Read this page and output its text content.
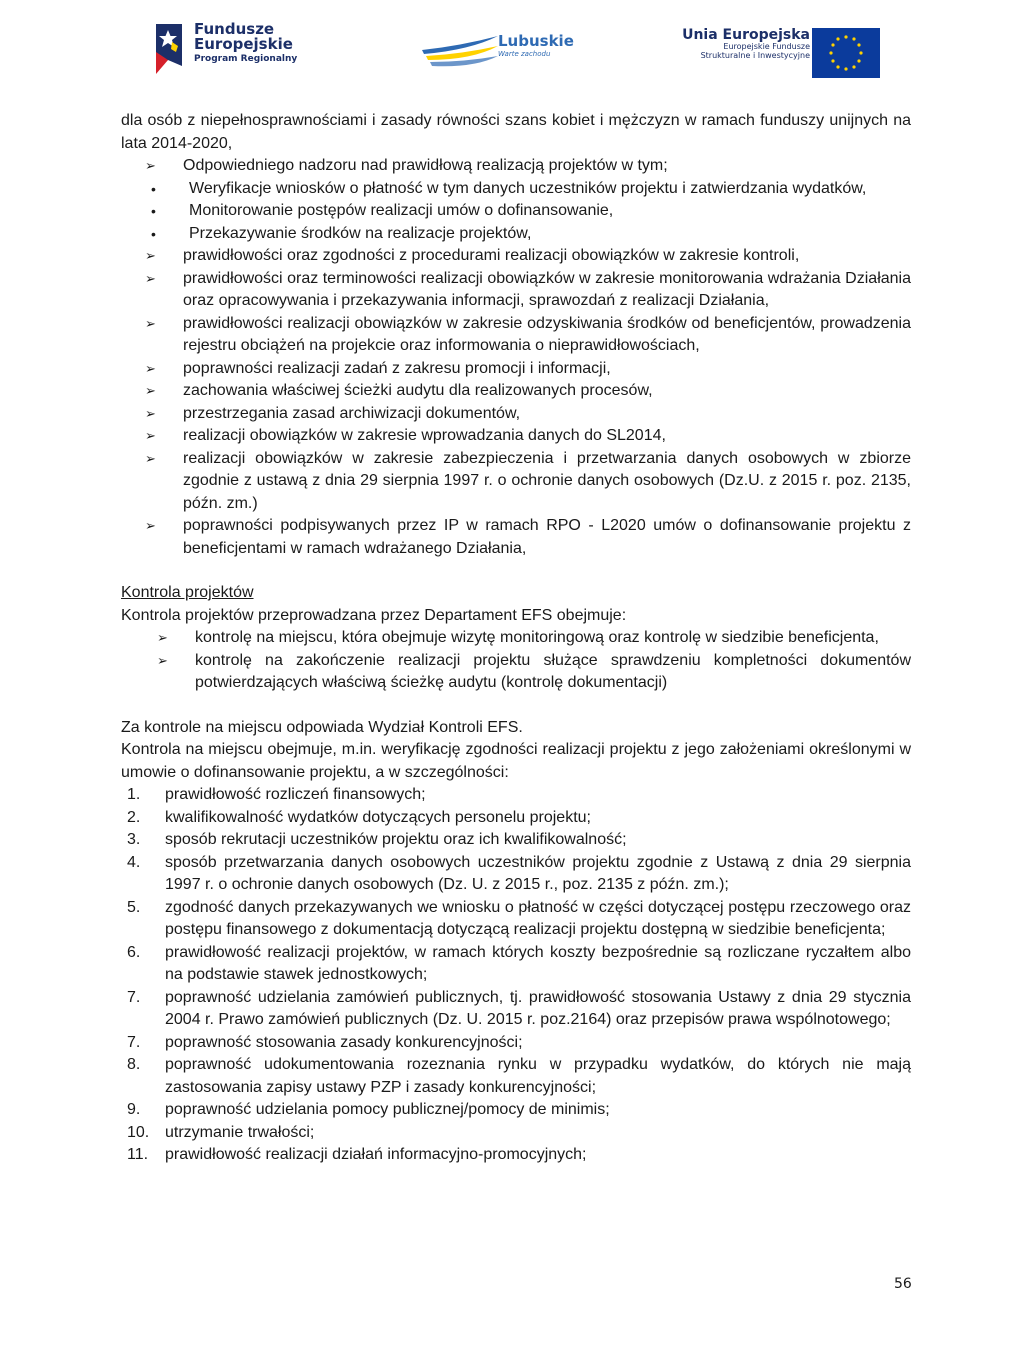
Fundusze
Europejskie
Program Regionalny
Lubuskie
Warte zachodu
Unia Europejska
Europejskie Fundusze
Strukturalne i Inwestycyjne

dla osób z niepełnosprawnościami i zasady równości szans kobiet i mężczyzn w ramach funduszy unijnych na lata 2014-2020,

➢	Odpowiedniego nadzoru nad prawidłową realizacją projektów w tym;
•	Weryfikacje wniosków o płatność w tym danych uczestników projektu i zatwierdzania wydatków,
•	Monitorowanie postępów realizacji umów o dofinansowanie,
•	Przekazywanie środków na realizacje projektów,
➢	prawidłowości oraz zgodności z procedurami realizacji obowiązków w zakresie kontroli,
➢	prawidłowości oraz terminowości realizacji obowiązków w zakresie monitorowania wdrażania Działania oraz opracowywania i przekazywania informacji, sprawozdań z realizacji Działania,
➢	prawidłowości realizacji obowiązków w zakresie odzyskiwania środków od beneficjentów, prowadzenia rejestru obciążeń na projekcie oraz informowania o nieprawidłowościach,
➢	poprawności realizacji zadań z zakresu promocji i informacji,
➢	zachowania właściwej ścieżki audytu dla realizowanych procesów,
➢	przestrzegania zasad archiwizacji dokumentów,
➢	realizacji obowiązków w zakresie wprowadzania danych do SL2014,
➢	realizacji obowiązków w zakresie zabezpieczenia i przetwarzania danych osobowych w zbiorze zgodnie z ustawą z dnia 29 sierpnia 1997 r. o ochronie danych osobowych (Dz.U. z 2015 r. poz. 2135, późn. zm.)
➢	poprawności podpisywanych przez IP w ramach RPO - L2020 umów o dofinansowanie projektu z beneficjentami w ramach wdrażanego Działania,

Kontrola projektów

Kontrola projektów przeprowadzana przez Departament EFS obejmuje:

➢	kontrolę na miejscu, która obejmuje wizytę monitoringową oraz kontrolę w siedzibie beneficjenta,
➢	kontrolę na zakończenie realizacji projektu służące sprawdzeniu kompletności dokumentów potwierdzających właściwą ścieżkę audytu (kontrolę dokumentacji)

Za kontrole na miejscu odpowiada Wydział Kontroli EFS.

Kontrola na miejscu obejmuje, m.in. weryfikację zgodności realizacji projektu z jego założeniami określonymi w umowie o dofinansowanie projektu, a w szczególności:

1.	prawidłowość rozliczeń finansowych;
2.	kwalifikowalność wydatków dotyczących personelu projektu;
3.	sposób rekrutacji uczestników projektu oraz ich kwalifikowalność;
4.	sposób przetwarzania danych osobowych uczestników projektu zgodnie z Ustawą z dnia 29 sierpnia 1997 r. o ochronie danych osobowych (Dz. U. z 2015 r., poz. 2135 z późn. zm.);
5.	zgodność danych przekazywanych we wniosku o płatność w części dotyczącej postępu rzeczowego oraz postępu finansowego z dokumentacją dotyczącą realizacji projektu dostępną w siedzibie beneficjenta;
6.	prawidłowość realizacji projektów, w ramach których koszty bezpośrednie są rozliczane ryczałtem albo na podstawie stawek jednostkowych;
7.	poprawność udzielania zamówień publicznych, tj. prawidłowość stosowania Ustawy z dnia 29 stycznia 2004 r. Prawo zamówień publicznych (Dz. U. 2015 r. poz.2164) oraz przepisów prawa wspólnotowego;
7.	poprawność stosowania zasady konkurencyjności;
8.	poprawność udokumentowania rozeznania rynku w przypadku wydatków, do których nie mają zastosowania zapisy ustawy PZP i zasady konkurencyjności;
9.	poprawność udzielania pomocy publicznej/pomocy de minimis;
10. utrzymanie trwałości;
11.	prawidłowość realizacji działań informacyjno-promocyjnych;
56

-=-=-=-=-

What is being asked: In how many lines does the word "projektu" appear? Respond with the number alone.

The result: 8